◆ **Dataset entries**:
==*==

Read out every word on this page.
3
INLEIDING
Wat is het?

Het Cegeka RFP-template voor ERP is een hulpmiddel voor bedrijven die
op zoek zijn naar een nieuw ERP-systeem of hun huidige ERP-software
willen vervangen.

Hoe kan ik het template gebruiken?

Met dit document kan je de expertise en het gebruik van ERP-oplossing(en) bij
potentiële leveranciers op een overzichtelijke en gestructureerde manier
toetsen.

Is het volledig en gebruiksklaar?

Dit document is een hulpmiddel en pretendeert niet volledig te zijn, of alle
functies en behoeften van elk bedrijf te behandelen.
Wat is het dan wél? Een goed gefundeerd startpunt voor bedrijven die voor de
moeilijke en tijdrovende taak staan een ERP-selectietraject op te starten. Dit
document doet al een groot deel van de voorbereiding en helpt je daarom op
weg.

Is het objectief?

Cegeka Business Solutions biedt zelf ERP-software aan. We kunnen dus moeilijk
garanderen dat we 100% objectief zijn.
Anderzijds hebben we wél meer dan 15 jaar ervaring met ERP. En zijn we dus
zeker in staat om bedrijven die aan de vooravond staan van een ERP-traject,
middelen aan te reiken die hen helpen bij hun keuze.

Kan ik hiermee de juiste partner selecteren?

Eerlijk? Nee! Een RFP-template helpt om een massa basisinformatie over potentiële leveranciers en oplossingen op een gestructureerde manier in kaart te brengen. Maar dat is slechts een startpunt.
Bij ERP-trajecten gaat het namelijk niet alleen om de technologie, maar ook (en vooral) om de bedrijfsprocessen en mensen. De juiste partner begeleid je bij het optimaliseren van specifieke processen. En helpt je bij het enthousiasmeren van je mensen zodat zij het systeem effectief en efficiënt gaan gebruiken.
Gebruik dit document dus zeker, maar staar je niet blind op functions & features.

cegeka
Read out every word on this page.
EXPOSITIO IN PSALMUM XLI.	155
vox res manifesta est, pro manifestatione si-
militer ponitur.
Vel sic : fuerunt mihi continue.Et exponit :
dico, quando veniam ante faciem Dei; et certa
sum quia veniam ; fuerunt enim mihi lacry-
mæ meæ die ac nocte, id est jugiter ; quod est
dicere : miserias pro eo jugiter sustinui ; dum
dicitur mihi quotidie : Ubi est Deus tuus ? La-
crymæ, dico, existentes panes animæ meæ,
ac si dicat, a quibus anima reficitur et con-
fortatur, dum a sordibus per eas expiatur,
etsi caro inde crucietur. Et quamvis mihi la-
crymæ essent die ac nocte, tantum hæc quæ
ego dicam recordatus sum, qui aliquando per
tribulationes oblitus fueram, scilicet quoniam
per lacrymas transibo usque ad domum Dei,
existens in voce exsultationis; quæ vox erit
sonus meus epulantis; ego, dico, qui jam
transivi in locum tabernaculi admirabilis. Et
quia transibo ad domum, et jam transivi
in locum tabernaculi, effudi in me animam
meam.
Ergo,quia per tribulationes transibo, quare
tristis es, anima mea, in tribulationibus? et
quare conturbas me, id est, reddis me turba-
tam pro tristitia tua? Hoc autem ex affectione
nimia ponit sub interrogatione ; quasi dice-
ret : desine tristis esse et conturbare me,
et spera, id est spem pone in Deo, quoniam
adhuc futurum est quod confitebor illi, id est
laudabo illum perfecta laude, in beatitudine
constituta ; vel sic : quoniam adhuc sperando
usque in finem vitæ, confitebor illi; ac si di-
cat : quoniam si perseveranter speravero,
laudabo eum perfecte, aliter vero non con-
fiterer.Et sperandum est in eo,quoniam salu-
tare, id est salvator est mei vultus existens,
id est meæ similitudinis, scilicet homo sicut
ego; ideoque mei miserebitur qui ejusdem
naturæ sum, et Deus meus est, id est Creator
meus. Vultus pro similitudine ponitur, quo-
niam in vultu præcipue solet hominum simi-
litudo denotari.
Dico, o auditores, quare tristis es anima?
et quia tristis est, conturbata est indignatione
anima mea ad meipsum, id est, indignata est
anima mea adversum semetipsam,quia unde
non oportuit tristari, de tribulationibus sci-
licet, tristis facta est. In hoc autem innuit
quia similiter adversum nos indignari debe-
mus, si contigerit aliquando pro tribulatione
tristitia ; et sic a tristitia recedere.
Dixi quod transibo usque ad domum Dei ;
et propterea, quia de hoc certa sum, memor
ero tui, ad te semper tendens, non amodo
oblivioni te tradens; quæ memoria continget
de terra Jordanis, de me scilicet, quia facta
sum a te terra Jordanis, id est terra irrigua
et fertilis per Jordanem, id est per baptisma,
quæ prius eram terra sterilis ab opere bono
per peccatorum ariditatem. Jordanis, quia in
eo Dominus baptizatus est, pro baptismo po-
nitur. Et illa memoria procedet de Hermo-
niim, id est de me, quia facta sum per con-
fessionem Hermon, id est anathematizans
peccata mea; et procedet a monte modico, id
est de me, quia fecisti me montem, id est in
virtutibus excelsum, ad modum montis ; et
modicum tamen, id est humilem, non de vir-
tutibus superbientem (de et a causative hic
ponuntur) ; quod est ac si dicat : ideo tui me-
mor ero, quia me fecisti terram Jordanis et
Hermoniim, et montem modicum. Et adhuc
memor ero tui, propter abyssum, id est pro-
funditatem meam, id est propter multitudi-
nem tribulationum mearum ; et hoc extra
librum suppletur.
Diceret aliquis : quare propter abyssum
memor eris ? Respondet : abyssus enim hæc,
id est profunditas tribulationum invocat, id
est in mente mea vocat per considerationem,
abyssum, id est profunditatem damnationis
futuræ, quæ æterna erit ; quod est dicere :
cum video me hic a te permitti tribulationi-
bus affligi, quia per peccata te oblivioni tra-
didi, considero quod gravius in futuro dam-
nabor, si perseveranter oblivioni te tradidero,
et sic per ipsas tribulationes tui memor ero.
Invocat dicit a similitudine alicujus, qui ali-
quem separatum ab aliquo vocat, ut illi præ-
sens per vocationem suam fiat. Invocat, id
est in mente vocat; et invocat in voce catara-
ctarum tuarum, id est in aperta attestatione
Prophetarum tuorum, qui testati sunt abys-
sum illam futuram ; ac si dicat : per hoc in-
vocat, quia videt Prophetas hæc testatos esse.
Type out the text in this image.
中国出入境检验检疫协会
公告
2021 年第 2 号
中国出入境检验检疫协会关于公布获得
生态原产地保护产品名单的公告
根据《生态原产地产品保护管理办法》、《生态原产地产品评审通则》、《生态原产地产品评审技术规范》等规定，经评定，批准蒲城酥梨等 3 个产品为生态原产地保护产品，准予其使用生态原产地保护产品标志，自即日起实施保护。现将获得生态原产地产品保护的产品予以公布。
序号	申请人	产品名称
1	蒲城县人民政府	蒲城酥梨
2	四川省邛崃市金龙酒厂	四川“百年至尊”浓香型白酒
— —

==*==

◆ **GOAL**: The lines to reproduce run from the line containing "Type out the text in this image." to the end of the listing; write them out exactly and add nothing.

◆ **FINAL ANSWER**:
Type out the text in this image.
中国出入境检验检疫协会
公告
2021 年第 2 号
中国出入境检验检疫协会关于公布获得
生态原产地保护产品名单的公告
根据《生态原产地产品保护管理办法》、《生态原产地产品评审通则》、《生态原产地产品评审技术规范》等规定，经评定，批准蒲城酥梨等 3 个产品为生态原产地保护产品，准予其使用生态原产地保护产品标志，自即日起实施保护。现将获得生态原产地产品保护的产品予以公布。
序号	申请人	产品名称
1	蒲城县人民政府	蒲城酥梨
2	四川省邛崃市金龙酒厂	四川“百年至尊”浓香型白酒
— —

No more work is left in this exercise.